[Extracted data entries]
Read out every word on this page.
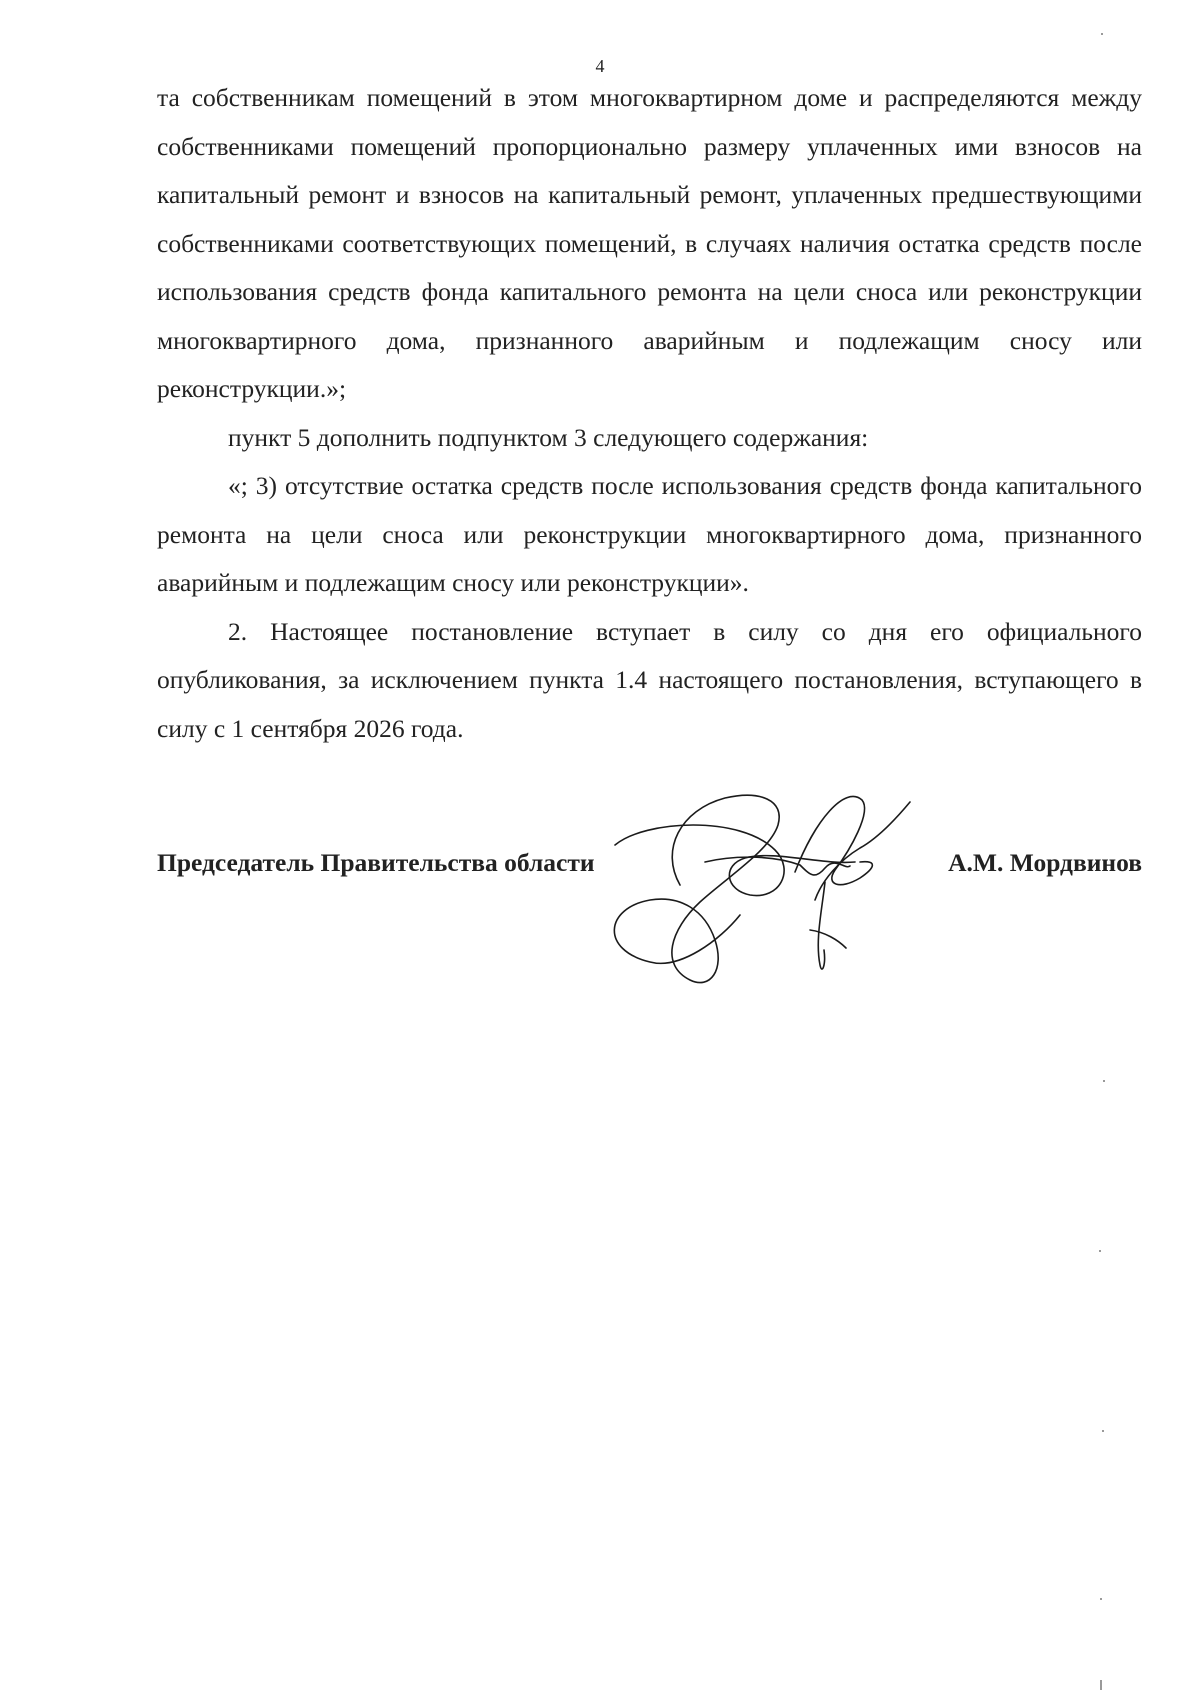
4

та собственникам помещений в этом многоквартирном доме и распределяются между собственниками помещений пропорционально размеру уплаченных ими взносов на капитальный ремонт и взносов на капитальный ремонт, уплаченных предшествующими собственниками соответствующих помещений, в случаях наличия остатка средств после использования средств фонда капитального ремонта на цели сноса или реконструкции многоквартирного дома, признанного аварийным и подлежащим сносу или реконструкции.»;

пункт 5 дополнить подпунктом 3 следующего содержания:

«; 3) отсутствие остатка средств после использования средств фонда капитального ремонта на цели сноса или реконструкции многоквартирного дома, признанного аварийным и подлежащим сносу или реконструкции».

2. Настоящее постановление вступает в силу со дня его официального опубликования, за исключением пункта 1.4 настоящего постановления, вступающего в силу с 1 сентября 2026 года.

Председатель Правительства области	А.М. Мордвинов
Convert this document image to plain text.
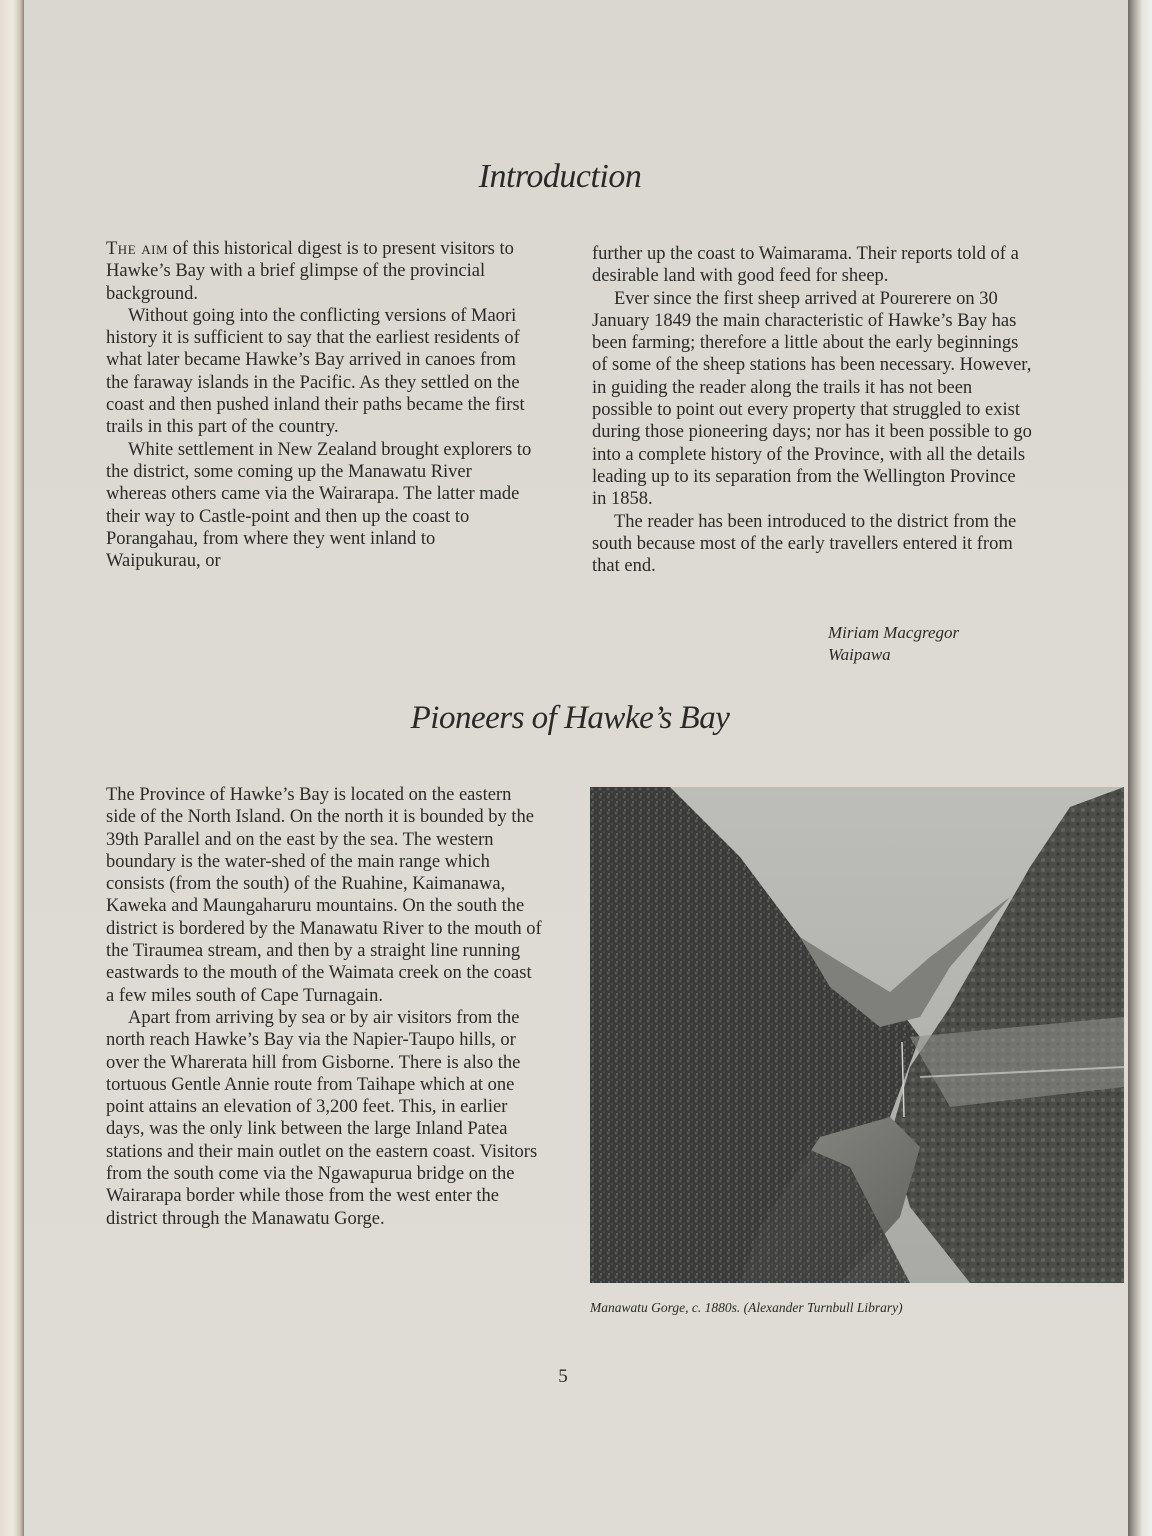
Introduction

The aim of this historical digest is to present visitors to Hawke’s Bay with a brief glimpse of the provincial background.

Without going into the conflicting versions of Maori history it is sufficient to say that the earliest residents of what later became Hawke’s Bay arrived in canoes from the faraway islands in the Pacific. As they settled on the coast and then pushed inland their paths became the first trails in this part of the country.

White settlement in New Zealand brought explorers to the district, some coming up the Manawatu River whereas others came via the Wairarapa. The latter made their way to Castle-point and then up the coast to Porangahau, from where they went inland to Waipukurau, or

further up the coast to Waimarama. Their reports told of a desirable land with good feed for sheep.

Ever since the first sheep arrived at Pourerere on 30 January 1849 the main characteristic of Hawke’s Bay has been farming; therefore a little about the early beginnings of some of the sheep stations has been necessary. However, in guiding the reader along the trails it has not been possible to point out every property that struggled to exist during those pioneering days; nor has it been possible to go into a complete history of the Province, with all the details leading up to its separation from the Wellington Province in 1858.

The reader has been introduced to the district from the south because most of the early travellers entered it from that end.

Miriam Macgregor
Waipawa
Pioneers of Hawke’s Bay

The Province of Hawke’s Bay is located on the eastern side of the North Island. On the north it is bounded by the 39th Parallel and on the east by the sea. The western boundary is the water-shed of the main range which consists (from the south) of the Ruahine, Kaimanawa, Kaweka and Maungaharuru mountains. On the south the district is bordered by the Manawatu River to the mouth of the Tiraumea stream, and then by a straight line running eastwards to the mouth of the Waimata creek on the coast a few miles south of Cape Turnagain.

Apart from arriving by sea or by air visitors from the north reach Hawke’s Bay via the Napier-Taupo hills, or over the Wharerata hill from Gisborne. There is also the tortuous Gentle Annie route from Taihape which at one point attains an elevation of 3,200 feet. This, in earlier days, was the only link between the large Inland Patea stations and their main outlet on the eastern coast. Visitors from the south come via the Ngawapurua bridge on the Wairarapa border while those from the west enter the district through the Manawatu Gorge.

Manawatu Gorge, c. 1880s. (Alexander Turnbull Library)
5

* [Task directions] Copy all of the entries verbatim, leaving out any pictures they contain.

* [The result]
Read out every word on this page.
4

та собственникам помещений в этом многоквартирном доме и распределяются между собственниками помещений пропорционально размеру уплаченных ими взносов на капитальный ремонт и взносов на капитальный ремонт, уплаченных предшествующими собственниками соответствующих помещений, в случаях наличия остатка средств после использования средств фонда капитального ремонта на цели сноса или реконструкции многоквартирного дома, признанного аварийным и подлежащим сносу или реконструкции.»;

пункт 5 дополнить подпунктом 3 следующего содержания:

«; 3) отсутствие остатка средств после использования средств фонда капитального ремонта на цели сноса или реконструкции многоквартирного дома, признанного аварийным и подлежащим сносу или реконструкции».

2. Настоящее постановление вступает в силу со дня его официального опубликования, за исключением пункта 1.4 настоящего постановления, вступающего в силу с 1 сентября 2026 года.

Председатель Правительства области	А.М. Мордвинов
Convert this document image to plain text.
Introduction

The aim of this historical digest is to present visitors to Hawke’s Bay with a brief glimpse of the provincial background.

Without going into the conflicting versions of Maori history it is sufficient to say that the earliest residents of what later became Hawke’s Bay arrived in canoes from the faraway islands in the Pacific. As they settled on the coast and then pushed inland their paths became the first trails in this part of the country.

White settlement in New Zealand brought explorers to the district, some coming up the Manawatu River whereas others came via the Wairarapa. The latter made their way to Castle-point and then up the coast to Porangahau, from where they went inland to Waipukurau, or

further up the coast to Waimarama. Their reports told of a desirable land with good feed for sheep.

Ever since the first sheep arrived at Pourerere on 30 January 1849 the main characteristic of Hawke’s Bay has been farming; therefore a little about the early beginnings of some of the sheep stations has been necessary. However, in guiding the reader along the trails it has not been possible to point out every property that struggled to exist during those pioneering days; nor has it been possible to go into a complete history of the Province, with all the details leading up to its separation from the Wellington Province in 1858.

The reader has been introduced to the district from the south because most of the early travellers entered it from that end.

Miriam Macgregor
Waipawa
Pioneers of Hawke’s Bay

The Province of Hawke’s Bay is located on the eastern side of the North Island. On the north it is bounded by the 39th Parallel and on the east by the sea. The western boundary is the water-shed of the main range which consists (from the south) of the Ruahine, Kaimanawa, Kaweka and Maungaharuru mountains. On the south the district is bordered by the Manawatu River to the mouth of the Tiraumea stream, and then by a straight line running eastwards to the mouth of the Waimata creek on the coast a few miles south of Cape Turnagain.

Apart from arriving by sea or by air visitors from the north reach Hawke’s Bay via the Napier-Taupo hills, or over the Wharerata hill from Gisborne. There is also the tortuous Gentle Annie route from Taihape which at one point attains an elevation of 3,200 feet. This, in earlier days, was the only link between the large Inland Patea stations and their main outlet on the eastern coast. Visitors from the south come via the Ngawapurua bridge on the Wairarapa border while those from the west enter the district through the Manawatu Gorge.

Manawatu Gorge, c. 1880s. (Alexander Turnbull Library)
5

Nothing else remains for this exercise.